Figure contents as structured data

※

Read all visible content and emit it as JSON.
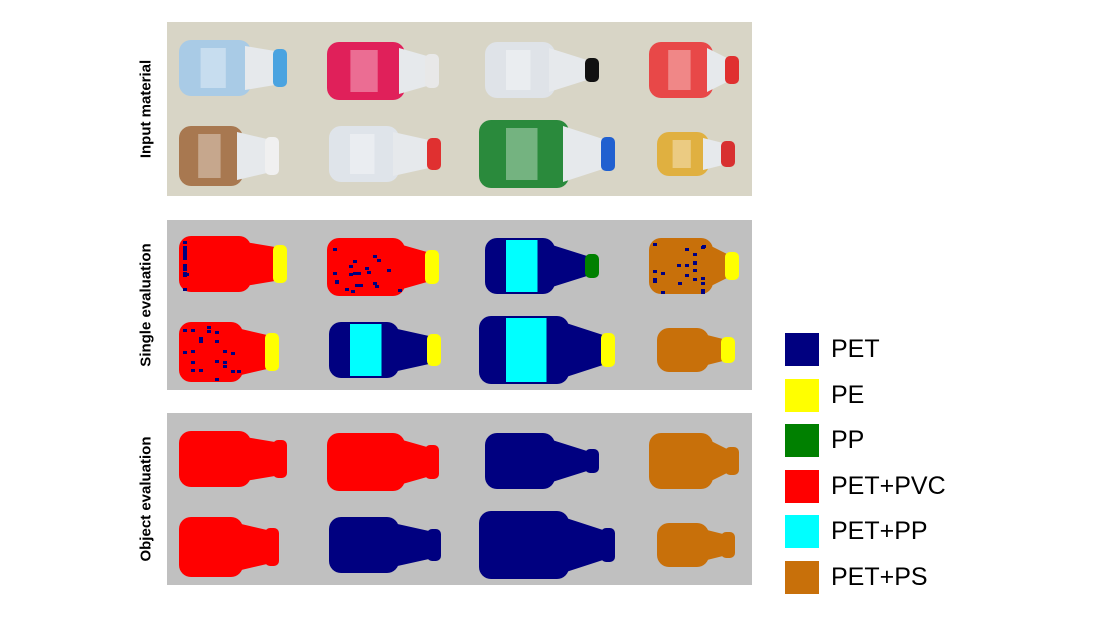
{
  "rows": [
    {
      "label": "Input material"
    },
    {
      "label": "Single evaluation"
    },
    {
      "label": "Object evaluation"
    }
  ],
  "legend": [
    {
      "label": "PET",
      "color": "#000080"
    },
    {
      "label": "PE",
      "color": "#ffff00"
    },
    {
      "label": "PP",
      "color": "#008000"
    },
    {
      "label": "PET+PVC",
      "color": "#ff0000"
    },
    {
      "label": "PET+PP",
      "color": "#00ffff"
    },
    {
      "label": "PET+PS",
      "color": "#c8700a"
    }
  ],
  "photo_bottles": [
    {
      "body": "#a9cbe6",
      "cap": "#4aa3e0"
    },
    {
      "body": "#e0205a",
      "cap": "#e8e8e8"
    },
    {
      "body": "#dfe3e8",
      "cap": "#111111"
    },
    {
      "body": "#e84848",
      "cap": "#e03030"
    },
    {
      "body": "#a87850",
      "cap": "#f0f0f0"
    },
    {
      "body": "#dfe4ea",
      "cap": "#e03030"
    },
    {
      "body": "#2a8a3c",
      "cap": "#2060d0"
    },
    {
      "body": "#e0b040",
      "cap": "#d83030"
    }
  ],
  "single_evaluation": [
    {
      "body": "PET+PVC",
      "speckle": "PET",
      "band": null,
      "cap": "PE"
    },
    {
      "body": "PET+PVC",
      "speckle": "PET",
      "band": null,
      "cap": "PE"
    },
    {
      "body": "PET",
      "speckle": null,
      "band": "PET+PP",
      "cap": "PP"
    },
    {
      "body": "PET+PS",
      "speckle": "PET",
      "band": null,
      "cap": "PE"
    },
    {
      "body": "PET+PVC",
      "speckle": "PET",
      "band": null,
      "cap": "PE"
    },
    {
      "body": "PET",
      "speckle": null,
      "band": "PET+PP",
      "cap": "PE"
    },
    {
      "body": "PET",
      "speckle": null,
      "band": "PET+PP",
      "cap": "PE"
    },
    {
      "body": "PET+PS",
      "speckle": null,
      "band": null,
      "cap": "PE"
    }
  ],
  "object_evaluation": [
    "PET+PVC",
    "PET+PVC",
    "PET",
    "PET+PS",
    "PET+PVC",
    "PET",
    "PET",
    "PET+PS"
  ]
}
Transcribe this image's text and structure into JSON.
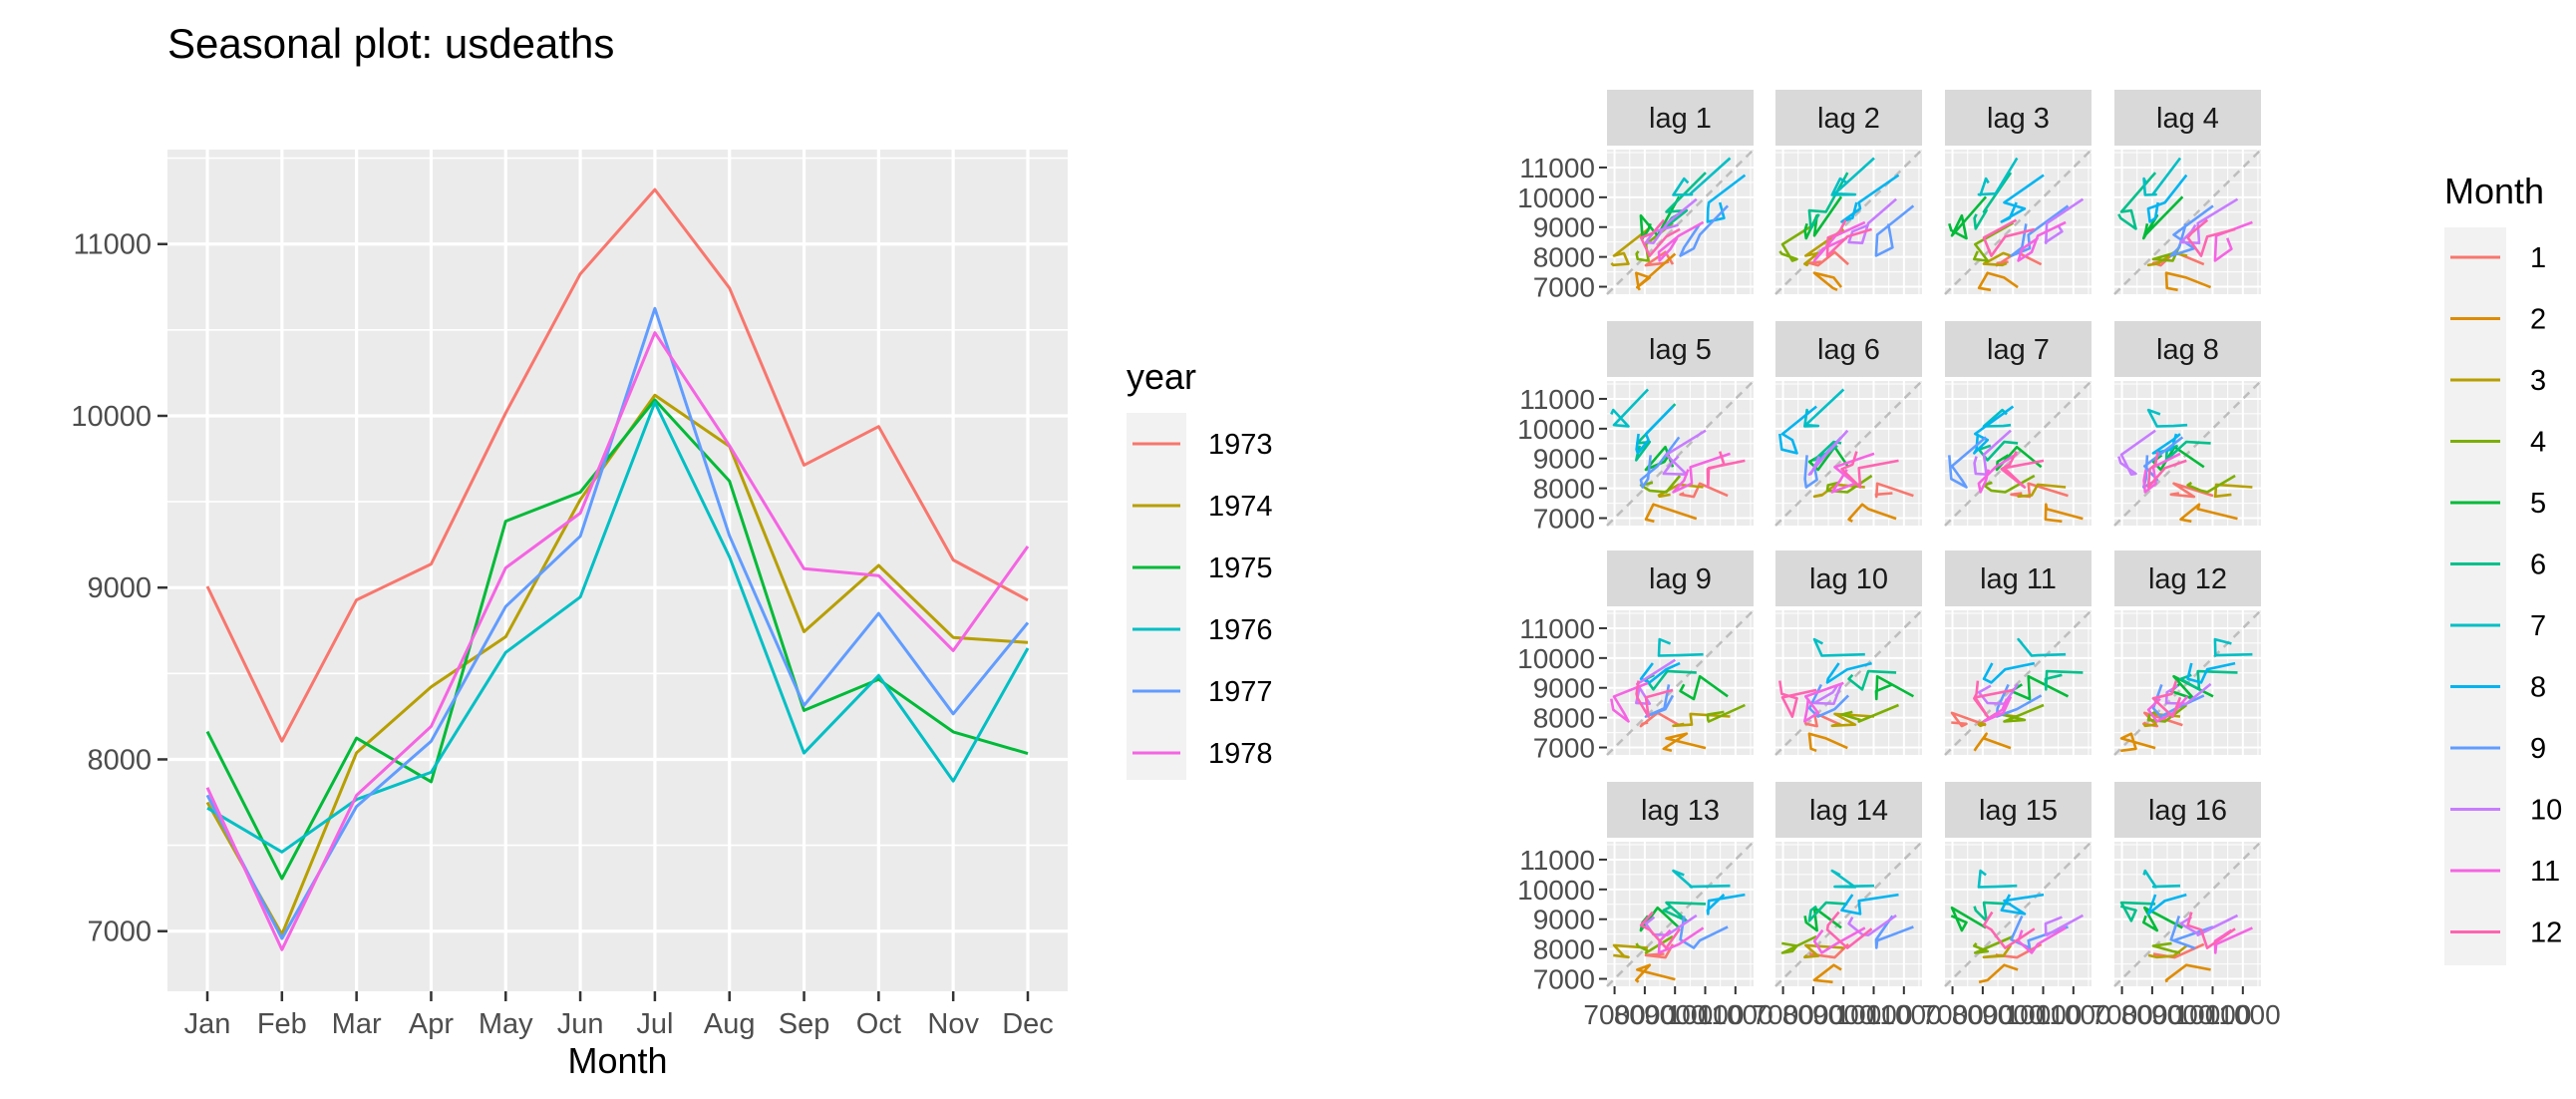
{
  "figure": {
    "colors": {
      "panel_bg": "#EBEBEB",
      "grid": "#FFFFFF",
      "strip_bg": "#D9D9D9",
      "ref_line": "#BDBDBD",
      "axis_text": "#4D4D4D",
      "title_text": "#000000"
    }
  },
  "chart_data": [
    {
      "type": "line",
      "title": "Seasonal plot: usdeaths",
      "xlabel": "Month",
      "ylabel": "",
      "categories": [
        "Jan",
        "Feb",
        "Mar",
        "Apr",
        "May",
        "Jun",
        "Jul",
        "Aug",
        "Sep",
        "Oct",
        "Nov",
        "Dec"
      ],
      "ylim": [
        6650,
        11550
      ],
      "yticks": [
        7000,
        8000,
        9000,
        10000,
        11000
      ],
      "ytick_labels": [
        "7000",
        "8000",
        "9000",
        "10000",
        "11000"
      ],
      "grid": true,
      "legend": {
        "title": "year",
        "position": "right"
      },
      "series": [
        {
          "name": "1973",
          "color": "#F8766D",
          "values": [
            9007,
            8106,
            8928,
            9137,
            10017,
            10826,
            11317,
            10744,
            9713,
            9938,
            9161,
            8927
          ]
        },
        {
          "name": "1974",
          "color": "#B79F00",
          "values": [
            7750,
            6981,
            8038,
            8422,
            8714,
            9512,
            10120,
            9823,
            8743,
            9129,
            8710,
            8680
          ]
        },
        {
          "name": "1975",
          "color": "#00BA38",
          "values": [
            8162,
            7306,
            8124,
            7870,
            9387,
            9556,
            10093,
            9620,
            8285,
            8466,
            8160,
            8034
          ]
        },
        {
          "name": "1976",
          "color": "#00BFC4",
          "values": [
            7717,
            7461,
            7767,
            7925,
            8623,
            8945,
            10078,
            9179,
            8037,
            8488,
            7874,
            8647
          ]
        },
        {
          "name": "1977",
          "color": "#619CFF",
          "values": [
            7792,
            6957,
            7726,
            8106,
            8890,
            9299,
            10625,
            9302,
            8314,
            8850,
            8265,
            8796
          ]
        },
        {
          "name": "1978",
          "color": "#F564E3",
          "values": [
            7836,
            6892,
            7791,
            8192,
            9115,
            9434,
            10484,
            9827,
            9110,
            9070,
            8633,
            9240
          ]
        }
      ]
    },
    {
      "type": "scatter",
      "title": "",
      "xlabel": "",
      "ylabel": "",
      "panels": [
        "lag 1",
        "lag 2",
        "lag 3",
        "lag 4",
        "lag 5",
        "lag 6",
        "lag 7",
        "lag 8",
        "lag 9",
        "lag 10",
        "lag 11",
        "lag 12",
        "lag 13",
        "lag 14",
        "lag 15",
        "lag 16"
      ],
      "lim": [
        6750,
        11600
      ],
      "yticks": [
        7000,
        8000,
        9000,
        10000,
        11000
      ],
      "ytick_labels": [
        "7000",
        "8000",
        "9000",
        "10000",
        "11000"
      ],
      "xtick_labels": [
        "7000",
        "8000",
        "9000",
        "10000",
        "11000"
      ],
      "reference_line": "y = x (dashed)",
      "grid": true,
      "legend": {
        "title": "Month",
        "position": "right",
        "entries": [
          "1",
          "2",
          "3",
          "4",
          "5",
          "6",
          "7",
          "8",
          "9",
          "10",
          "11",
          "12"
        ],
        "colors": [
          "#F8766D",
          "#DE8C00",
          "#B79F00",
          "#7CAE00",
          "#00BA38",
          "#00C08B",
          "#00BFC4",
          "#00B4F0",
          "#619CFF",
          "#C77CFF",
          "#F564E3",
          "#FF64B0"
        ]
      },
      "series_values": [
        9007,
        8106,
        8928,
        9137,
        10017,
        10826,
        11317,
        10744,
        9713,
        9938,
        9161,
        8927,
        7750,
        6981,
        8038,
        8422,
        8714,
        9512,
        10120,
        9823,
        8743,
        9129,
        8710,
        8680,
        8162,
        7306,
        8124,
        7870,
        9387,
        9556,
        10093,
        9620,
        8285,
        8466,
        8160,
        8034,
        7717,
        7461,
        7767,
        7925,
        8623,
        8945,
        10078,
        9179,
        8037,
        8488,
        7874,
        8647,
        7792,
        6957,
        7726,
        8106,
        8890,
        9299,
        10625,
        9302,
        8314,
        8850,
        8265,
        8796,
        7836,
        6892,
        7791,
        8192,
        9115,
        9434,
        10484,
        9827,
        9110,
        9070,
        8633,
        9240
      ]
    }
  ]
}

※

*YOUR GOAL:* Give the data above again in full and unchanged, skipping the pictures.

*ANSWER TO THIS EXERCISE:*
Read all visible content and emit it as JSON.
{
  "rows": [
    {
      "label": "Input material"
    },
    {
      "label": "Single evaluation"
    },
    {
      "label": "Object evaluation"
    }
  ],
  "legend": [
    {
      "label": "PET",
      "color": "#000080"
    },
    {
      "label": "PE",
      "color": "#ffff00"
    },
    {
      "label": "PP",
      "color": "#008000"
    },
    {
      "label": "PET+PVC",
      "color": "#ff0000"
    },
    {
      "label": "PET+PP",
      "color": "#00ffff"
    },
    {
      "label": "PET+PS",
      "color": "#c8700a"
    }
  ],
  "photo_bottles": [
    {
      "body": "#a9cbe6",
      "cap": "#4aa3e0"
    },
    {
      "body": "#e0205a",
      "cap": "#e8e8e8"
    },
    {
      "body": "#dfe3e8",
      "cap": "#111111"
    },
    {
      "body": "#e84848",
      "cap": "#e03030"
    },
    {
      "body": "#a87850",
      "cap": "#f0f0f0"
    },
    {
      "body": "#dfe4ea",
      "cap": "#e03030"
    },
    {
      "body": "#2a8a3c",
      "cap": "#2060d0"
    },
    {
      "body": "#e0b040",
      "cap": "#d83030"
    }
  ],
  "single_evaluation": [
    {
      "body": "PET+PVC",
      "speckle": "PET",
      "band": null,
      "cap": "PE"
    },
    {
      "body": "PET+PVC",
      "speckle": "PET",
      "band": null,
      "cap": "PE"
    },
    {
      "body": "PET",
      "speckle": null,
      "band": "PET+PP",
      "cap": "PP"
    },
    {
      "body": "PET+PS",
      "speckle": "PET",
      "band": null,
      "cap": "PE"
    },
    {
      "body": "PET+PVC",
      "speckle": "PET",
      "band": null,
      "cap": "PE"
    },
    {
      "body": "PET",
      "speckle": null,
      "band": "PET+PP",
      "cap": "PE"
    },
    {
      "body": "PET",
      "speckle": null,
      "band": "PET+PP",
      "cap": "PE"
    },
    {
      "body": "PET+PS",
      "speckle": null,
      "band": null,
      "cap": "PE"
    }
  ],
  "object_evaluation": [
    "PET+PVC",
    "PET+PVC",
    "PET",
    "PET+PS",
    "PET+PVC",
    "PET",
    "PET",
    "PET+PS"
  ]
}
Transcribe this image's text and structure into JSON.
{
  "figure": {
    "colors": {
      "panel_bg": "#EBEBEB",
      "grid": "#FFFFFF",
      "strip_bg": "#D9D9D9",
      "ref_line": "#BDBDBD",
      "axis_text": "#4D4D4D",
      "title_text": "#000000"
    }
  },
  "chart_data": [
    {
      "type": "line",
      "title": "Seasonal plot: usdeaths",
      "xlabel": "Month",
      "ylabel": "",
      "categories": [
        "Jan",
        "Feb",
        "Mar",
        "Apr",
        "May",
        "Jun",
        "Jul",
        "Aug",
        "Sep",
        "Oct",
        "Nov",
        "Dec"
      ],
      "ylim": [
        6650,
        11550
      ],
      "yticks": [
        7000,
        8000,
        9000,
        10000,
        11000
      ],
      "ytick_labels": [
        "7000",
        "8000",
        "9000",
        "10000",
        "11000"
      ],
      "grid": true,
      "legend": {
        "title": "year",
        "position": "right"
      },
      "series": [
        {
          "name": "1973",
          "color": "#F8766D",
          "values": [
            9007,
            8106,
            8928,
            9137,
            10017,
            10826,
            11317,
            10744,
            9713,
            9938,
            9161,
            8927
          ]
        },
        {
          "name": "1974",
          "color": "#B79F00",
          "values": [
            7750,
            6981,
            8038,
            8422,
            8714,
            9512,
            10120,
            9823,
            8743,
            9129,
            8710,
            8680
          ]
        },
        {
          "name": "1975",
          "color": "#00BA38",
          "values": [
            8162,
            7306,
            8124,
            7870,
            9387,
            9556,
            10093,
            9620,
            8285,
            8466,
            8160,
            8034
          ]
        },
        {
          "name": "1976",
          "color": "#00BFC4",
          "values": [
            7717,
            7461,
            7767,
            7925,
            8623,
            8945,
            10078,
            9179,
            8037,
            8488,
            7874,
            8647
          ]
        },
        {
          "name": "1977",
          "color": "#619CFF",
          "values": [
            7792,
            6957,
            7726,
            8106,
            8890,
            9299,
            10625,
            9302,
            8314,
            8850,
            8265,
            8796
          ]
        },
        {
          "name": "1978",
          "color": "#F564E3",
          "values": [
            7836,
            6892,
            7791,
            8192,
            9115,
            9434,
            10484,
            9827,
            9110,
            9070,
            8633,
            9240
          ]
        }
      ]
    },
    {
      "type": "scatter",
      "title": "",
      "xlabel": "",
      "ylabel": "",
      "panels": [
        "lag 1",
        "lag 2",
        "lag 3",
        "lag 4",
        "lag 5",
        "lag 6",
        "lag 7",
        "lag 8",
        "lag 9",
        "lag 10",
        "lag 11",
        "lag 12",
        "lag 13",
        "lag 14",
        "lag 15",
        "lag 16"
      ],
      "lim": [
        6750,
        11600
      ],
      "yticks": [
        7000,
        8000,
        9000,
        10000,
        11000
      ],
      "ytick_labels": [
        "7000",
        "8000",
        "9000",
        "10000",
        "11000"
      ],
      "xtick_labels": [
        "7000",
        "8000",
        "9000",
        "10000",
        "11000"
      ],
      "reference_line": "y = x (dashed)",
      "grid": true,
      "legend": {
        "title": "Month",
        "position": "right",
        "entries": [
          "1",
          "2",
          "3",
          "4",
          "5",
          "6",
          "7",
          "8",
          "9",
          "10",
          "11",
          "12"
        ],
        "colors": [
          "#F8766D",
          "#DE8C00",
          "#B79F00",
          "#7CAE00",
          "#00BA38",
          "#00C08B",
          "#00BFC4",
          "#00B4F0",
          "#619CFF",
          "#C77CFF",
          "#F564E3",
          "#FF64B0"
        ]
      },
      "series_values": [
        9007,
        8106,
        8928,
        9137,
        10017,
        10826,
        11317,
        10744,
        9713,
        9938,
        9161,
        8927,
        7750,
        6981,
        8038,
        8422,
        8714,
        9512,
        10120,
        9823,
        8743,
        9129,
        8710,
        8680,
        8162,
        7306,
        8124,
        7870,
        9387,
        9556,
        10093,
        9620,
        8285,
        8466,
        8160,
        8034,
        7717,
        7461,
        7767,
        7925,
        8623,
        8945,
        10078,
        9179,
        8037,
        8488,
        7874,
        8647,
        7792,
        6957,
        7726,
        8106,
        8890,
        9299,
        10625,
        9302,
        8314,
        8850,
        8265,
        8796,
        7836,
        6892,
        7791,
        8192,
        9115,
        9434,
        10484,
        9827,
        9110,
        9070,
        8633,
        9240
      ]
    }
  ]
}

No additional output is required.